Take the data that follows and retype it word for word.

Figure record extracts:
******
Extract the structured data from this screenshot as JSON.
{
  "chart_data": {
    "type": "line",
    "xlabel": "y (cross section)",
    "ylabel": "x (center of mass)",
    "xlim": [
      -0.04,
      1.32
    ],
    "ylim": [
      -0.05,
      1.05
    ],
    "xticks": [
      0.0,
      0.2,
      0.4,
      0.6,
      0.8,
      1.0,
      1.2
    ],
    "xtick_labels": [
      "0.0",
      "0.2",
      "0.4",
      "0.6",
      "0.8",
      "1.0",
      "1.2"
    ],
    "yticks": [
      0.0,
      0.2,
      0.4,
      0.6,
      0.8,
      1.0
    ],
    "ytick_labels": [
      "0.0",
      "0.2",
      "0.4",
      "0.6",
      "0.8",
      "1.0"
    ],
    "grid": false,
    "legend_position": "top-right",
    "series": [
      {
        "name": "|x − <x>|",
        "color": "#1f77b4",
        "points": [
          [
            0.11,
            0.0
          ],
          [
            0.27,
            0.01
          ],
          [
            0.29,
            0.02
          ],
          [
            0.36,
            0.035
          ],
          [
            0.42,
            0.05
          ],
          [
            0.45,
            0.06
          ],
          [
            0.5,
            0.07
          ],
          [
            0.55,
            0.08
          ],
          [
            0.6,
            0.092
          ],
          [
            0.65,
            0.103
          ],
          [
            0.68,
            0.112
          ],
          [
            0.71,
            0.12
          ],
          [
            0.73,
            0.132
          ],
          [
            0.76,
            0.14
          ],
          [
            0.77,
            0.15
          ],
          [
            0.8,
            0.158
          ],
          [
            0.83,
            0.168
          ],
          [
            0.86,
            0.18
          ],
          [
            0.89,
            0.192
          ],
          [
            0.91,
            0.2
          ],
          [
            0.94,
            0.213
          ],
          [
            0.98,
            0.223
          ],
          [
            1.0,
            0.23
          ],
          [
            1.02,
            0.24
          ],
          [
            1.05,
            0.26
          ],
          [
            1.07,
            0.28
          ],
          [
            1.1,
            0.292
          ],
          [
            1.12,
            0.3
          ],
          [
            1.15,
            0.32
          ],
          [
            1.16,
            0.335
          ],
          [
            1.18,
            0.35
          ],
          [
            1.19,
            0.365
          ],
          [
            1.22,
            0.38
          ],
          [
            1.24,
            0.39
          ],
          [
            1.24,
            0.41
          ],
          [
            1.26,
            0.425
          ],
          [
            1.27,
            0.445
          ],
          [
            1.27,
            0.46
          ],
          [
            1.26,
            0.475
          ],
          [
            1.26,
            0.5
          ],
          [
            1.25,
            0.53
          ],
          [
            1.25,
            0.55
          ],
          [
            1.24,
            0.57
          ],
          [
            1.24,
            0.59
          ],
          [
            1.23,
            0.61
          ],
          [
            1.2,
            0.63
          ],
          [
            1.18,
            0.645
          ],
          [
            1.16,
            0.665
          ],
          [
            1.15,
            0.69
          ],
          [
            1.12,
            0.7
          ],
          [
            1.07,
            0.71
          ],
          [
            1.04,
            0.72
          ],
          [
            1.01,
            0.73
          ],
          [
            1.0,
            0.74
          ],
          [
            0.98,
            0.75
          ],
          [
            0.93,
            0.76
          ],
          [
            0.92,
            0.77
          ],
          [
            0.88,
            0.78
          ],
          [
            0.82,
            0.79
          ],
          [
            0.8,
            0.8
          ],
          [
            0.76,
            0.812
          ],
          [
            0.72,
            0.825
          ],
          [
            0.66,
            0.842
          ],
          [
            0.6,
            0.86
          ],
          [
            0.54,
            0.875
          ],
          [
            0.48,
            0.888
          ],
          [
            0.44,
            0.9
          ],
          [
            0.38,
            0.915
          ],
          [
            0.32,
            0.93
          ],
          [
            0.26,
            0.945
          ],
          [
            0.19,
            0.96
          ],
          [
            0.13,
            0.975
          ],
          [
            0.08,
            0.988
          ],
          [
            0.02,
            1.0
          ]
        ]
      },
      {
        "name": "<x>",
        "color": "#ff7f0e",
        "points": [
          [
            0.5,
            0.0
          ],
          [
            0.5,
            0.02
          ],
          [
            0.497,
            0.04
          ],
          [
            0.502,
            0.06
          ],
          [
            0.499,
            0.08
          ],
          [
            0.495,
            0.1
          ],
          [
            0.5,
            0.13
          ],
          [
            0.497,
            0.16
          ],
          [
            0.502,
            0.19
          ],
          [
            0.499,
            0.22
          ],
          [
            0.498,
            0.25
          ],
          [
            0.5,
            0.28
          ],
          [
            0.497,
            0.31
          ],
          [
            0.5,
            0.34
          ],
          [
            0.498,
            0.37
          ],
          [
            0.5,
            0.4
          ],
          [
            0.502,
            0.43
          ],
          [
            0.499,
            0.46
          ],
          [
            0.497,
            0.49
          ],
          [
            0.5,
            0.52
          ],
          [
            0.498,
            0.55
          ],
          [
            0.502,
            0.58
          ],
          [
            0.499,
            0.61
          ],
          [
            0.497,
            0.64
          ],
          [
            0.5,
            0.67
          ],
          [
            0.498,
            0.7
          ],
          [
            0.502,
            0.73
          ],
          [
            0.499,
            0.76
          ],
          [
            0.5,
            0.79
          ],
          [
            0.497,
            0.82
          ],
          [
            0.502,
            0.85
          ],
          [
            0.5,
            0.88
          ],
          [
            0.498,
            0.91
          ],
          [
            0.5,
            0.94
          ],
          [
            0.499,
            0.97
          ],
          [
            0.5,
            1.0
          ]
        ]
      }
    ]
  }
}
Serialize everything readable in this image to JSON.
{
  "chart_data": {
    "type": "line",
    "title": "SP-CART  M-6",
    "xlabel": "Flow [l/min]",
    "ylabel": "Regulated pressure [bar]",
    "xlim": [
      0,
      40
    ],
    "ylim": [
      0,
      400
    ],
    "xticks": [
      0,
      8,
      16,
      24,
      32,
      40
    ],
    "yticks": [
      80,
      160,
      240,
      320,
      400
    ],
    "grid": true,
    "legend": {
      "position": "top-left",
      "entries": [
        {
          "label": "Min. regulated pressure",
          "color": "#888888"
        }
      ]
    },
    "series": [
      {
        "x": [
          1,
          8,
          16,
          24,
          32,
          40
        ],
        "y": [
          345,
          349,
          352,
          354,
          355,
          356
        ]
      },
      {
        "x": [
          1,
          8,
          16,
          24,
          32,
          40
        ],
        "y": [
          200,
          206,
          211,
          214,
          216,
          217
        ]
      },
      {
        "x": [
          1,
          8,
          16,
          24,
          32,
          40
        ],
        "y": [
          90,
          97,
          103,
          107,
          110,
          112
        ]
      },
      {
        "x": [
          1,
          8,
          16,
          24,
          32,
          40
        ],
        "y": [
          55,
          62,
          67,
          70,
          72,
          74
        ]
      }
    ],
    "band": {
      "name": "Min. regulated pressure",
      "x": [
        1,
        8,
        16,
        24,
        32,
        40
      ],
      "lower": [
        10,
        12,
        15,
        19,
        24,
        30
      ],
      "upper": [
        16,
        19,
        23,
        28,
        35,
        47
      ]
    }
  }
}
******
*FINISHED TASK*.
Extract the structured data from this screenshot as JSON.
{
  "chart_data": {
    "type": "line",
    "xlabel": "y (cross section)",
    "ylabel": "x (center of mass)",
    "xlim": [
      -0.04,
      1.32
    ],
    "ylim": [
      -0.05,
      1.05
    ],
    "xticks": [
      0.0,
      0.2,
      0.4,
      0.6,
      0.8,
      1.0,
      1.2
    ],
    "xtick_labels": [
      "0.0",
      "0.2",
      "0.4",
      "0.6",
      "0.8",
      "1.0",
      "1.2"
    ],
    "yticks": [
      0.0,
      0.2,
      0.4,
      0.6,
      0.8,
      1.0
    ],
    "ytick_labels": [
      "0.0",
      "0.2",
      "0.4",
      "0.6",
      "0.8",
      "1.0"
    ],
    "grid": false,
    "legend_position": "top-right",
    "series": [
      {
        "name": "|x − <x>|",
        "color": "#1f77b4",
        "points": [
          [
            0.11,
            0.0
          ],
          [
            0.27,
            0.01
          ],
          [
            0.29,
            0.02
          ],
          [
            0.36,
            0.035
          ],
          [
            0.42,
            0.05
          ],
          [
            0.45,
            0.06
          ],
          [
            0.5,
            0.07
          ],
          [
            0.55,
            0.08
          ],
          [
            0.6,
            0.092
          ],
          [
            0.65,
            0.103
          ],
          [
            0.68,
            0.112
          ],
          [
            0.71,
            0.12
          ],
          [
            0.73,
            0.132
          ],
          [
            0.76,
            0.14
          ],
          [
            0.77,
            0.15
          ],
          [
            0.8,
            0.158
          ],
          [
            0.83,
            0.168
          ],
          [
            0.86,
            0.18
          ],
          [
            0.89,
            0.192
          ],
          [
            0.91,
            0.2
          ],
          [
            0.94,
            0.213
          ],
          [
            0.98,
            0.223
          ],
          [
            1.0,
            0.23
          ],
          [
            1.02,
            0.24
          ],
          [
            1.05,
            0.26
          ],
          [
            1.07,
            0.28
          ],
          [
            1.1,
            0.292
          ],
          [
            1.12,
            0.3
          ],
          [
            1.15,
            0.32
          ],
          [
            1.16,
            0.335
          ],
          [
            1.18,
            0.35
          ],
          [
            1.19,
            0.365
          ],
          [
            1.22,
            0.38
          ],
          [
            1.24,
            0.39
          ],
          [
            1.24,
            0.41
          ],
          [
            1.26,
            0.425
          ],
          [
            1.27,
            0.445
          ],
          [
            1.27,
            0.46
          ],
          [
            1.26,
            0.475
          ],
          [
            1.26,
            0.5
          ],
          [
            1.25,
            0.53
          ],
          [
            1.25,
            0.55
          ],
          [
            1.24,
            0.57
          ],
          [
            1.24,
            0.59
          ],
          [
            1.23,
            0.61
          ],
          [
            1.2,
            0.63
          ],
          [
            1.18,
            0.645
          ],
          [
            1.16,
            0.665
          ],
          [
            1.15,
            0.69
          ],
          [
            1.12,
            0.7
          ],
          [
            1.07,
            0.71
          ],
          [
            1.04,
            0.72
          ],
          [
            1.01,
            0.73
          ],
          [
            1.0,
            0.74
          ],
          [
            0.98,
            0.75
          ],
          [
            0.93,
            0.76
          ],
          [
            0.92,
            0.77
          ],
          [
            0.88,
            0.78
          ],
          [
            0.82,
            0.79
          ],
          [
            0.8,
            0.8
          ],
          [
            0.76,
            0.812
          ],
          [
            0.72,
            0.825
          ],
          [
            0.66,
            0.842
          ],
          [
            0.6,
            0.86
          ],
          [
            0.54,
            0.875
          ],
          [
            0.48,
            0.888
          ],
          [
            0.44,
            0.9
          ],
          [
            0.38,
            0.915
          ],
          [
            0.32,
            0.93
          ],
          [
            0.26,
            0.945
          ],
          [
            0.19,
            0.96
          ],
          [
            0.13,
            0.975
          ],
          [
            0.08,
            0.988
          ],
          [
            0.02,
            1.0
          ]
        ]
      },
      {
        "name": "<x>",
        "color": "#ff7f0e",
        "points": [
          [
            0.5,
            0.0
          ],
          [
            0.5,
            0.02
          ],
          [
            0.497,
            0.04
          ],
          [
            0.502,
            0.06
          ],
          [
            0.499,
            0.08
          ],
          [
            0.495,
            0.1
          ],
          [
            0.5,
            0.13
          ],
          [
            0.497,
            0.16
          ],
          [
            0.502,
            0.19
          ],
          [
            0.499,
            0.22
          ],
          [
            0.498,
            0.25
          ],
          [
            0.5,
            0.28
          ],
          [
            0.497,
            0.31
          ],
          [
            0.5,
            0.34
          ],
          [
            0.498,
            0.37
          ],
          [
            0.5,
            0.4
          ],
          [
            0.502,
            0.43
          ],
          [
            0.499,
            0.46
          ],
          [
            0.497,
            0.49
          ],
          [
            0.5,
            0.52
          ],
          [
            0.498,
            0.55
          ],
          [
            0.502,
            0.58
          ],
          [
            0.499,
            0.61
          ],
          [
            0.497,
            0.64
          ],
          [
            0.5,
            0.67
          ],
          [
            0.498,
            0.7
          ],
          [
            0.502,
            0.73
          ],
          [
            0.499,
            0.76
          ],
          [
            0.5,
            0.79
          ],
          [
            0.497,
            0.82
          ],
          [
            0.502,
            0.85
          ],
          [
            0.5,
            0.88
          ],
          [
            0.498,
            0.91
          ],
          [
            0.5,
            0.94
          ],
          [
            0.499,
            0.97
          ],
          [
            0.5,
            1.0
          ]
        ]
      }
    ]
  }
}
Serialize everything readable in this image to JSON.
{
  "chart_data": {
    "type": "line",
    "title": "SP-CART  M-6",
    "xlabel": "Flow [l/min]",
    "ylabel": "Regulated pressure [bar]",
    "xlim": [
      0,
      40
    ],
    "ylim": [
      0,
      400
    ],
    "xticks": [
      0,
      8,
      16,
      24,
      32,
      40
    ],
    "yticks": [
      80,
      160,
      240,
      320,
      400
    ],
    "grid": true,
    "legend": {
      "position": "top-left",
      "entries": [
        {
          "label": "Min. regulated pressure",
          "color": "#888888"
        }
      ]
    },
    "series": [
      {
        "x": [
          1,
          8,
          16,
          24,
          32,
          40
        ],
        "y": [
          345,
          349,
          352,
          354,
          355,
          356
        ]
      },
      {
        "x": [
          1,
          8,
          16,
          24,
          32,
          40
        ],
        "y": [
          200,
          206,
          211,
          214,
          216,
          217
        ]
      },
      {
        "x": [
          1,
          8,
          16,
          24,
          32,
          40
        ],
        "y": [
          90,
          97,
          103,
          107,
          110,
          112
        ]
      },
      {
        "x": [
          1,
          8,
          16,
          24,
          32,
          40
        ],
        "y": [
          55,
          62,
          67,
          70,
          72,
          74
        ]
      }
    ],
    "band": {
      "name": "Min. regulated pressure",
      "x": [
        1,
        8,
        16,
        24,
        32,
        40
      ],
      "lower": [
        10,
        12,
        15,
        19,
        24,
        30
      ],
      "upper": [
        16,
        19,
        23,
        28,
        35,
        47
      ]
    }
  }
}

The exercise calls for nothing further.